SUPPLIED DATA:
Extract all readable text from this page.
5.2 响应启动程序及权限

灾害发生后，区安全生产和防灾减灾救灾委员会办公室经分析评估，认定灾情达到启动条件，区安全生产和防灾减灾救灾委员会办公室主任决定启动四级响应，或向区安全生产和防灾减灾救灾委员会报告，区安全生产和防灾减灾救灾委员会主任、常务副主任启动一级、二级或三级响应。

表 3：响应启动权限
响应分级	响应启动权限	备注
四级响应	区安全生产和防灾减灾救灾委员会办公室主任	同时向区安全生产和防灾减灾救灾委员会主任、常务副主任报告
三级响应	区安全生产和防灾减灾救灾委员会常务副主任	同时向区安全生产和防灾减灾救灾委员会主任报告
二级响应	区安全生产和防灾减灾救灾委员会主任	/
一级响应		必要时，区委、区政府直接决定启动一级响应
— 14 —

WHAT IS REQUIRED:
Type out the full listing again, exactly as given.

OUTPUT BELOW:
Extract all readable text from this page.
5.2 响应启动程序及权限

灾害发生后，区安全生产和防灾减灾救灾委员会办公室经分析评估，认定灾情达到启动条件，区安全生产和防灾减灾救灾委员会办公室主任决定启动四级响应，或向区安全生产和防灾减灾救灾委员会报告，区安全生产和防灾减灾救灾委员会主任、常务副主任启动一级、二级或三级响应。

表 3：响应启动权限
响应分级	响应启动权限	备注
四级响应	区安全生产和防灾减灾救灾委员会办公室主任	同时向区安全生产和防灾减灾救灾委员会主任、常务副主任报告
三级响应	区安全生产和防灾减灾救灾委员会常务副主任	同时向区安全生产和防灾减灾救灾委员会主任报告
二级响应	区安全生产和防灾减灾救灾委员会主任	/
一级响应		必要时，区委、区政府直接决定启动一级响应
— 14 —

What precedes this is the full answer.